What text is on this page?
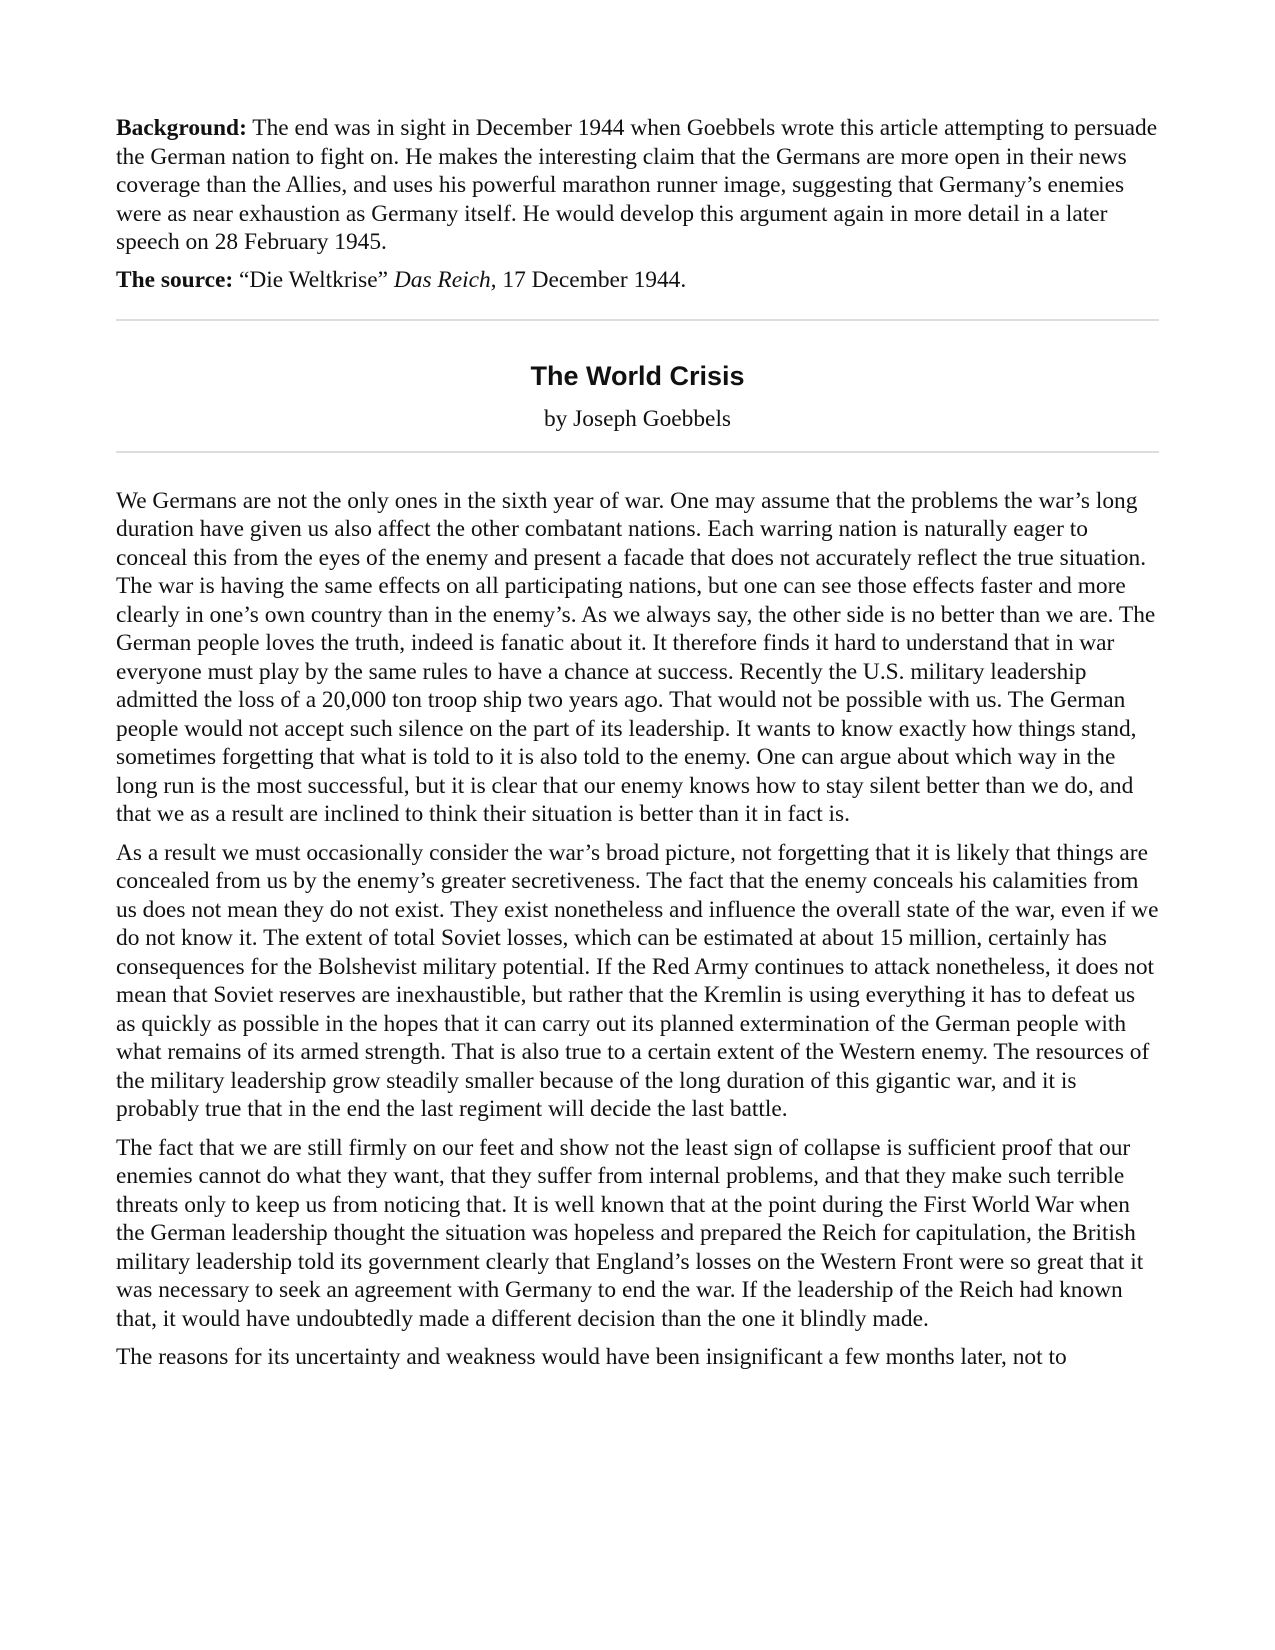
Background: The end was in sight in December 1944 when Goebbels wrote this article attempting to persuade the German nation to fight on. He makes the interesting claim that the Germans are more open in their news coverage than the Allies, and uses his powerful marathon runner image, suggesting that Germany’s enemies were as near exhaustion as Germany itself. He would develop this argument again in more detail in a later speech on 28 February 1945.

The source: “Die Weltkrise” Das Reich, 17 December 1944.

The World Crisis

by Joseph Goebbels

We Germans are not the only ones in the sixth year of war. One may assume that the problems the war’s long duration have given us also affect the other combatant nations. Each warring nation is naturally eager to conceal this from the eyes of the enemy and present a facade that does not accurately reflect the true situation. The war is having the same effects on all participating nations, but one can see those effects faster and more clearly in one’s own country than in the enemy’s. As we always say, the other side is no better than we are. The German people loves the truth, indeed is fanatic about it. It therefore finds it hard to understand that in war everyone must play by the same rules to have a chance at success. Recently the U.S. military leadership admitted the loss of a 20,000 ton troop ship two years ago. That would not be possible with us. The German people would not accept such silence on the part of its leadership. It wants to know exactly how things stand, sometimes forgetting that what is told to it is also told to the enemy. One can argue about which way in the long run is the most successful, but it is clear that our enemy knows how to stay silent better than we do, and that we as a result are inclined to think their situation is better than it in fact is.

As a result we must occasionally consider the war’s broad picture, not forgetting that it is likely that things are concealed from us by the enemy’s greater secretiveness. The fact that the enemy conceals his calamities from us does not mean they do not exist. They exist nonetheless and influence the overall state of the war, even if we do not know it. The extent of total Soviet losses, which can be estimated at about 15 million, certainly has consequences for the Bolshevist military potential. If the Red Army continues to attack nonetheless, it does not mean that Soviet reserves are inexhaustible, but rather that the Kremlin is using everything it has to defeat us as quickly as possible in the hopes that it can carry out its planned extermination of the German people with what remains of its armed strength. That is also true to a certain extent of the Western enemy. The resources of the military leadership grow steadily smaller because of the long duration of this gigantic war, and it is probably true that in the end the last regiment will decide the last battle.

The fact that we are still firmly on our feet and show not the least sign of collapse is sufficient proof that our enemies cannot do what they want, that they suffer from internal problems, and that they make such terrible threats only to keep us from noticing that. It is well known that at the point during the First World War when the German leadership thought the situation was hopeless and prepared the Reich for capitulation, the British military leadership told its government clearly that England’s losses on the Western Front were so great that it was necessary to seek an agreement with Germany to end the war. If the leadership of the Reich had known that, it would have undoubtedly made a different decision than the one it blindly made.

The reasons for its uncertainty and weakness would have been insignificant a few months later, not to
__________
◆ **Given exercise**: Return every line holding the word "enemies" from the records.

◆ **Solution to the problem**:
Background: The end was in sight in December 1944 when Goebbels wrote this article attempting to persuade the German nation to fight on. He makes the interesting claim that the Germans are more open in their news coverage than the Allies, and uses his powerful marathon runner image, suggesting that Germany’s enemies were as near exhaustion as Germany itself. He would develop this argument again in more detail in a later speech on 28 February 1945.
The fact that we are still firmly on our feet and show not the least sign of collapse is sufficient proof that our enemies cannot do what they want, that they suffer from internal problems, and that they make such terrible threats only to keep us from noticing that. It is well known that at the point during the First World War when the German leadership thought the situation was hopeless and prepared the Reich for capitulation, the British military leadership told its government clearly that England’s losses on the Western Front were so great that it was necessary to seek an agreement with Germany to end the war. If the leadership of the Reich had known that, it would have undoubtedly made a different decision than the one it blindly made.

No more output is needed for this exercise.